---- Excerto
Em síntese, para fundamentar as suas pretensões, os autores alegaram que no dia 07 de março de 2015, pelas 22h05, no Posto de Abastecimento F... sito na Rua ..., nº ..., em ..., Vila Nova de Gaia, após a ocorrência de um assalto, E... saía a caminhar do referido posto, tendo sido embatido pela frente esquerda do veículo de matrícula ..-FM-.., que circulava a velocidade não inferior a sessenta quilómetros por hora, passando-lhe por cima com a roda esquerda da frente; mais alegaram que em consequência desse atropelamento E... veio a falecer no dia 08 de março de 2015, pelas 14h10, deixando a autora, sua companheira desde há vinte e cinco anos e o autor, seu filho e resultando desse sinistro os danos que pretendem ver ressarcidos com a procedência desta ação; a responsabilidade civil emergente de acidente com intervenção do veículo de matrícula ..-FM-.. estava transferida para a ré.

Citadas a ré e o Instituto de Segurança Social, I.P.

veio este instituto aderir à descrição do sinistro feitas pelos autores, pedindo a condenação da ré ao pagamento da quantia de € 2.337,98, a título de pensões e despesas de funeral por si pagas, acrescida das pensões que se vencerem e forem pagas na pendência da ação, até ao limite da indemnização a conceder, bem como dos juros legais contados desde a citação até efetivo e integral pagamento.

D..., Sucursal em Portugal contestou referindo, em síntese, que o sinistro aconteceu na sequência de um assalto, sendo o assaltante o peão atropelado e que depois do assalto surgiu a correr, da direita para a esquerda, atento o sentido de marcha do veículo, com a pistola apontada na direção do condutor do veículo FM; face à ameaça da pistola, o condutor do veículo FM iniciou a sua marcha, a velocidade inferior a vinte quilómetros por hora, desviando-se para a esquerda, colocando-se o assaltante na frente do veículo, no sentido de o imobilizar, sendo em consequência atropelado; impugnou os danos invocados pelos autores e concluiu pela total improcedência da ação, em virtude do sinistro ser exclusivamente imputável ao falecido E... e pedindo a condenação dos autores como litigantes de má-fé em multa não inferior a dez unidades de conta e em indemnização a fixar com o prudente arbítrio do tribunal.

Os autores responderam à contestação da ré negando litigarem de má-fé e afirmando que quem litiga de má-fé é a ré, pedindo a sua condenação a tal título em multa e indemnização não inferior a quinze mil euros.

A ré contestou o pedido de reembolso deduzido pelo Instituto de Segurança Social, IP, pugnando pela sua total improcedência.

Dispensou-se a audiência prévia, fixou-se o valor da causa no montante de € 283.535,18, proferiu-se saneador tabelar, identificou-se o objeto do litígio e enunciaram-se os temas de prova, admitindo-se as provas oferecidas pelas partes, com exceção da inspeção judicial requerida pelos autores, sugerindo-se datas para realização da audiência final.
--------
---- Dados fornecidos
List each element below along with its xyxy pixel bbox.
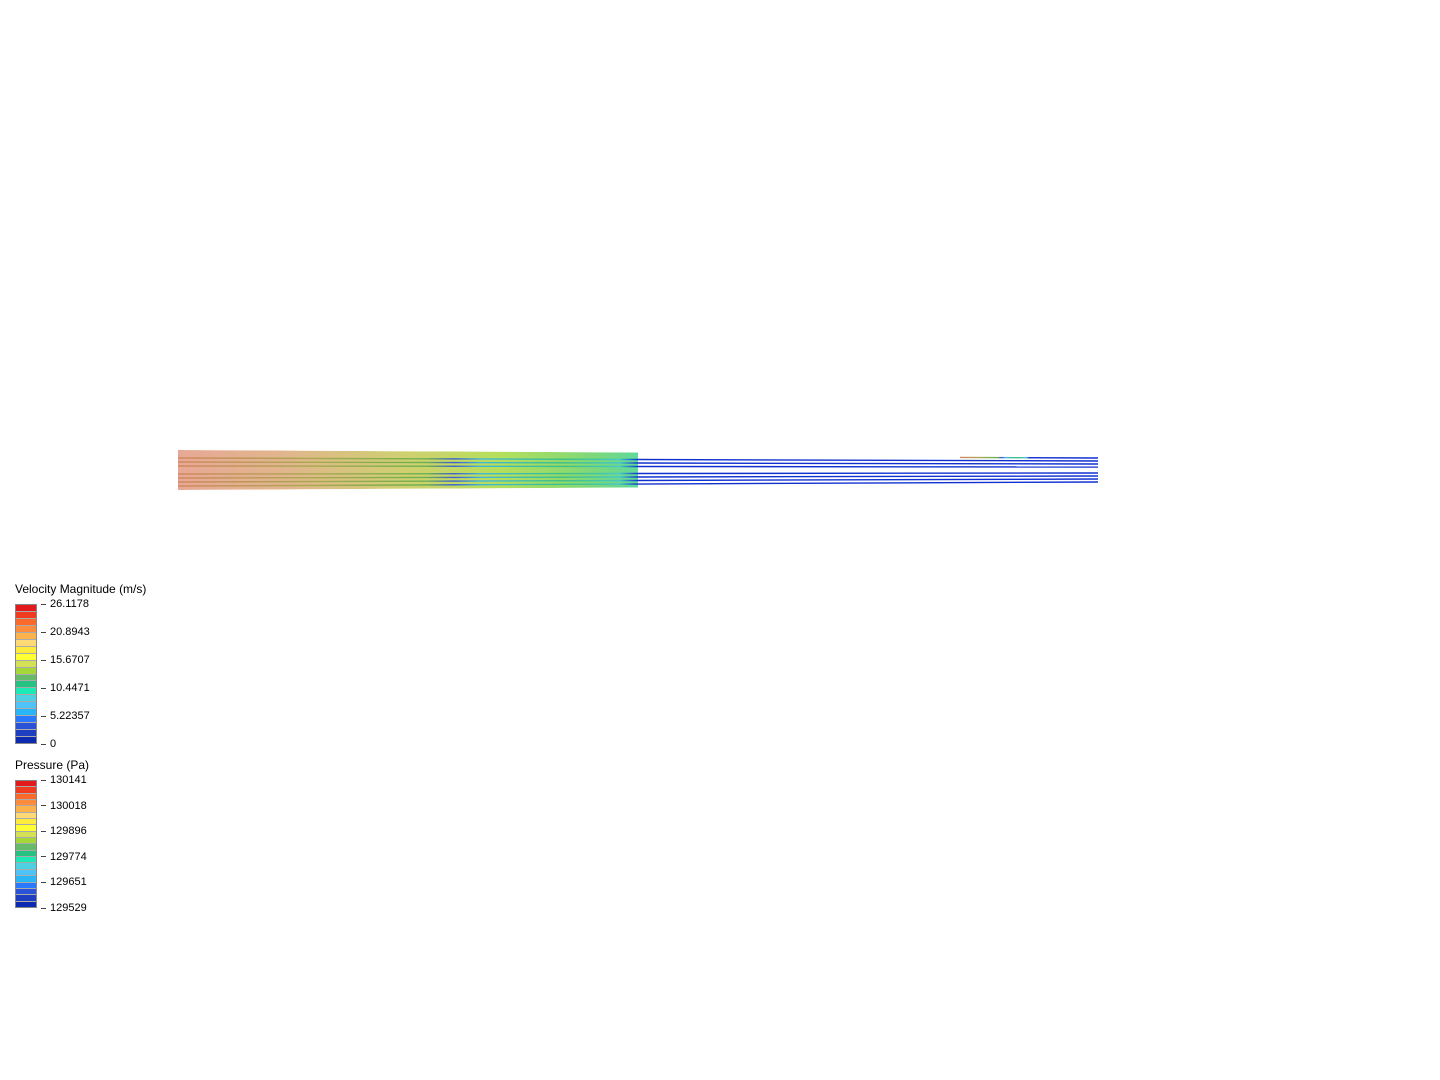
--------
* [Tarefas a resolver]:
A – Diga se cada afirmação abaixo está de acordo com o excerto sobre a ação de indemnização pelo atropelamento, respondendo sim ou não e citando as palavras exatas do excerto que o decidem. (i) Segundo os autores, o veículo circulava a uma velocidade não inferior a sessenta quilómetros por hora. (ii) O Instituto de Segurança Social contestou a descrição do sinistro feita pelos autores. (iii) Realizou-se a audiência prévia.
B – No excerto sobre a ação de indemnização pelo atropelamento, em que montante foi fixado o valor da causa?
C – Escreva a continuação do excerto sobre a ação de indemnização pelo atropelamento a partir da última frase apresentada.

* [Respostas às tarefas]:
A – (i) Sim: "que circulava a velocidade não inferior a sessenta quilómetros por hora". (ii) Não: "veio este instituto aderir à descrição do sinistro feitas pelos autores". (iii) Não: "Dispensou-se a audiência prévia".

B – Em € 283.535,18.

C –
Os autores reclamaram contra a enunciação dos temas de prova, requerendo a realização de audiência prévia.

Realizou-se a audiência prévia requerida pelos autores, respondendo estes à exceção de legítima defesa alegadamente invocada pela ré, qualificação que o tribunal a quo enjeitou, bem como os temas de prova propostos pelos autores, mantendo integralmente o já anteriormente decidido por escrito.

Os autores alteraram as provas oferecidas nos articulados, provas que foram admitidas, mantendo-se a data designada para realização da audiência final.

O Instituto de Segurança Social, IP veio requerer a ampliação do pedido para o valor total de € 7.597,22.

A audiência final realizou-se em duas sessões.

Em 18 de dezembro de 2017 foi proferida sentença[2] que julgou a ação totalmente improcedente.

Em 12 de fevereiro de 2018, inconformados com a sentença, B...

e C...

interpuseram recurso de apelação, terminando as suas alegações com as seguintes conclusões: “1 - Não podem os Autores concordar com a matéria de facto dada por provada, e com a imputação à própria vítima atropelada e falecida em consequência do acidente dos autos.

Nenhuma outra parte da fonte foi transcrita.